:: Supplied data ::

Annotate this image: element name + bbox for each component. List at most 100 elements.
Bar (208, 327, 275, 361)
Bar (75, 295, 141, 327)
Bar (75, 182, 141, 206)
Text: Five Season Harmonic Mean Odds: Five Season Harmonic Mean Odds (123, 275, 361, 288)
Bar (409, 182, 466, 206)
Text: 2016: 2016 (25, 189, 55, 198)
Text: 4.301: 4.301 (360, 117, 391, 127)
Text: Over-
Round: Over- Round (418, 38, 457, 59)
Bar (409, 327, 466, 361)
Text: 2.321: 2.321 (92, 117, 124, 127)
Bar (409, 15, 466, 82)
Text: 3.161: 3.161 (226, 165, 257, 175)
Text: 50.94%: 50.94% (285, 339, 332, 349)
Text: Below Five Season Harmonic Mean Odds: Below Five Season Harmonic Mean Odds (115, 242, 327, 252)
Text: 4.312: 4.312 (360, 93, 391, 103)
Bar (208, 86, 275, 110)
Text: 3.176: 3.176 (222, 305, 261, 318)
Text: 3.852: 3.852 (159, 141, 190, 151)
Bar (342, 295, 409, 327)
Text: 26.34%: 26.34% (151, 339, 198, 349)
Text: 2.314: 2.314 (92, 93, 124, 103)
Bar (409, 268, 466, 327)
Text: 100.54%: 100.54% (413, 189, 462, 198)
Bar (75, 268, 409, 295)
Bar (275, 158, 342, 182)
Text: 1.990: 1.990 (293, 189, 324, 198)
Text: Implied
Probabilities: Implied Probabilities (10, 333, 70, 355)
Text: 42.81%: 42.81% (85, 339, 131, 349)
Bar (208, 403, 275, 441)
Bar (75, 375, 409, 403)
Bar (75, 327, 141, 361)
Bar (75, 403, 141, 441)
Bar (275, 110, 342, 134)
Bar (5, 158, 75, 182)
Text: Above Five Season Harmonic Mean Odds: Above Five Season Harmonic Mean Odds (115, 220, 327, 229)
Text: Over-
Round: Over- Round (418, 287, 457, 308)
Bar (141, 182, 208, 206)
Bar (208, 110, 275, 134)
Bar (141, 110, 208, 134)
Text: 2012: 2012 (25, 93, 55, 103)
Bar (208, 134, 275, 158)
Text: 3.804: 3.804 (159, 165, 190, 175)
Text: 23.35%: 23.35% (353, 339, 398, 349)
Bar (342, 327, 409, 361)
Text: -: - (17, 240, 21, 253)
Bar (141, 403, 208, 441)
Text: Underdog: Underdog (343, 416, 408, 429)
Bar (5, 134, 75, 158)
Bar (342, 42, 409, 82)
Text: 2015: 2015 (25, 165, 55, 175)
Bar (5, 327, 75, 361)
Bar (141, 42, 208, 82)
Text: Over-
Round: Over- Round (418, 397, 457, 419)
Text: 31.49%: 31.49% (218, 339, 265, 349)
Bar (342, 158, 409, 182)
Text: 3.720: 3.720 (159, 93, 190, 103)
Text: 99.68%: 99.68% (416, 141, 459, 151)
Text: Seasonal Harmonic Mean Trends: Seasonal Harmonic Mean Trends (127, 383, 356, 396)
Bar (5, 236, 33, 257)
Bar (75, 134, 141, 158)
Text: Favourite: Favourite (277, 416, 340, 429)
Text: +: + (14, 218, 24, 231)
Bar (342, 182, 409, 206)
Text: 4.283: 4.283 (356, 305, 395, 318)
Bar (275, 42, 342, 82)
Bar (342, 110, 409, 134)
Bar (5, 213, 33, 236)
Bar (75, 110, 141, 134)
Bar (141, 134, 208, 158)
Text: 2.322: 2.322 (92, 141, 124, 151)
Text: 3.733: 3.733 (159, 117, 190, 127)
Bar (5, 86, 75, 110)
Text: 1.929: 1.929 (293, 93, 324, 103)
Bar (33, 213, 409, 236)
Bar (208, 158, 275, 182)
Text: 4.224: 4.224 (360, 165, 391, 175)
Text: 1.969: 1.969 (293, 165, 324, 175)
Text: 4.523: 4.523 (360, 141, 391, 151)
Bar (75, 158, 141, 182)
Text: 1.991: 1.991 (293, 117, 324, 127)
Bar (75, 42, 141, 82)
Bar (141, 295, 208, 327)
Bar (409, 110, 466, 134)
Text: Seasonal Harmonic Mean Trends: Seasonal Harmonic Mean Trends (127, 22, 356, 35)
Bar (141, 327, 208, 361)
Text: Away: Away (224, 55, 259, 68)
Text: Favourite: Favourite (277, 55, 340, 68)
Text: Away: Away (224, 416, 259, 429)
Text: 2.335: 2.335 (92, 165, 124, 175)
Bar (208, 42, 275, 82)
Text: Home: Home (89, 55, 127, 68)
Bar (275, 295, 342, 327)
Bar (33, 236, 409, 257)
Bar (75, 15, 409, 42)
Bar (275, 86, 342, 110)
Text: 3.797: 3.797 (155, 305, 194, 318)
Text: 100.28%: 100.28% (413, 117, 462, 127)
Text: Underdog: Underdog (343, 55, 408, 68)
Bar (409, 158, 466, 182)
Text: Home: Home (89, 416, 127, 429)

:::

Rewrite every line of the material above as a numbered list, skipping any blank lines.

- **Exercise response**:
1. Annotate this image: element name + bbox for each component. List at most 100 elements.
2. Bar (208, 327, 275, 361)
3. Bar (75, 295, 141, 327)
4. Bar (75, 182, 141, 206)
5. Text: Five Season Harmonic Mean Odds: Five Season Harmonic Mean Odds (123, 275, 361, 288)
6. Bar (409, 182, 466, 206)
7. Text: 2016: 2016 (25, 189, 55, 198)
8. Text: 4.301: 4.301 (360, 117, 391, 127)
9. Text: Over-
10. Round: Over- Round (418, 38, 457, 59)
11. Bar (409, 327, 466, 361)
12. Text: 2.321: 2.321 (92, 117, 124, 127)
13. Bar (409, 15, 466, 82)
14. Text: 3.161: 3.161 (226, 165, 257, 175)
15. Text: 50.94%: 50.94% (285, 339, 332, 349)
16. Text: Below Five Season Harmonic Mean Odds: Below Five Season Harmonic Mean Odds (115, 242, 327, 252)
17. Text: 4.312: 4.312 (360, 93, 391, 103)
18. Bar (208, 86, 275, 110)
19. Text: 3.176: 3.176 (222, 305, 261, 318)
20. Text: 3.852: 3.852 (159, 141, 190, 151)
21. Bar (342, 295, 409, 327)
22. Text: 26.34%: 26.34% (151, 339, 198, 349)
23. Text: 2.314: 2.314 (92, 93, 124, 103)
24. Bar (409, 268, 466, 327)
25. Text: 100.54%: 100.54% (413, 189, 462, 198)
26. Bar (75, 268, 409, 295)
27. Bar (275, 158, 342, 182)
28. Text: 1.990: 1.990 (293, 189, 324, 198)
29. Text: Implied
30. Probabilities: Implied Probabilities (10, 333, 70, 355)
31. Text: 42.81%: 42.81% (85, 339, 131, 349)
32. Bar (208, 403, 275, 441)
33. Bar (75, 375, 409, 403)
34. Bar (75, 327, 141, 361)
35. Bar (75, 403, 141, 441)
36. Bar (275, 110, 342, 134)
37. Bar (5, 158, 75, 182)
38. Text: Above Five Season Harmonic Mean Odds: Above Five Season Harmonic Mean Odds (115, 220, 327, 229)
39. Text: Over-
40. Round: Over- Round (418, 287, 457, 308)
41. Bar (141, 182, 208, 206)
42. Bar (208, 110, 275, 134)
43. Bar (141, 110, 208, 134)
44. Text: 2012: 2012 (25, 93, 55, 103)
45. Bar (208, 134, 275, 158)
46. Text: 3.804: 3.804 (159, 165, 190, 175)
47. Text: 23.35%: 23.35% (353, 339, 398, 349)
48. Bar (342, 327, 409, 361)
49. Text: -: - (17, 240, 21, 253)
50. Bar (141, 403, 208, 441)
51. Text: Underdog: Underdog (343, 416, 408, 429)
52. Bar (5, 134, 75, 158)
53. Bar (342, 42, 409, 82)
54. Text: 2015: 2015 (25, 165, 55, 175)
55. Bar (5, 327, 75, 361)
56. Bar (141, 42, 208, 82)
57. Text: Over-
58. Round: Over- Round (418, 397, 457, 419)
59. Text: 31.49%: 31.49% (218, 339, 265, 349)
60. Bar (342, 158, 409, 182)
61. Text: 3.720: 3.720 (159, 93, 190, 103)
62. Text: 99.68%: 99.68% (416, 141, 459, 151)
63. Text: Seasonal Harmonic Mean Trends: Seasonal Harmonic Mean Trends (127, 383, 356, 396)
64. Bar (5, 236, 33, 257)
65. Bar (75, 134, 141, 158)
66. Text: Favourite: Favourite (277, 416, 340, 429)
67. Text: +: + (14, 218, 24, 231)
68. Bar (342, 182, 409, 206)
69. Text: 4.283: 4.283 (356, 305, 395, 318)
70. Bar (275, 42, 342, 82)
71. Bar (342, 110, 409, 134)
72. Bar (5, 213, 33, 236)
73. Bar (75, 110, 141, 134)
74. Bar (141, 134, 208, 158)
75. Text: 2.322: 2.322 (92, 141, 124, 151)
76. Text: 3.733: 3.733 (159, 117, 190, 127)
77. Bar (5, 86, 75, 110)
78. Text: 1.929: 1.929 (293, 93, 324, 103)
79. Bar (33, 213, 409, 236)
80. Bar (208, 158, 275, 182)
81. Text: 4.224: 4.224 (360, 165, 391, 175)
82. Text: 1.969: 1.969 (293, 165, 324, 175)
83. Text: 4.523: 4.523 (360, 141, 391, 151)
84. Bar (75, 158, 141, 182)
85. Text: 1.991: 1.991 (293, 117, 324, 127)
86. Bar (75, 42, 141, 82)
87. Bar (141, 295, 208, 327)
88. Bar (409, 110, 466, 134)
89. Text: Seasonal Harmonic Mean Trends: Seasonal Harmonic Mean Trends (127, 22, 356, 35)
90. Bar (141, 327, 208, 361)
91. Text: Away: Away (224, 55, 259, 68)
92. Text: Favourite: Favourite (277, 55, 340, 68)
93. Text: Away: Away (224, 416, 259, 429)
94. Text: 2.335: 2.335 (92, 165, 124, 175)
95. Bar (208, 42, 275, 82)
96. Text: Home: Home (89, 55, 127, 68)
97. Bar (275, 295, 342, 327)
98. Bar (33, 236, 409, 257)
99. Bar (75, 15, 409, 42)
100. Bar (275, 86, 342, 110)
101. Text: 3.797: 3.797 (155, 305, 194, 318)
102. Text: 100.28%: 100.28% (413, 117, 462, 127)
103. Text: Underdog: Underdog (343, 55, 408, 68)
104. Bar (409, 158, 466, 182)
105. Text: Home: Home (89, 416, 127, 429)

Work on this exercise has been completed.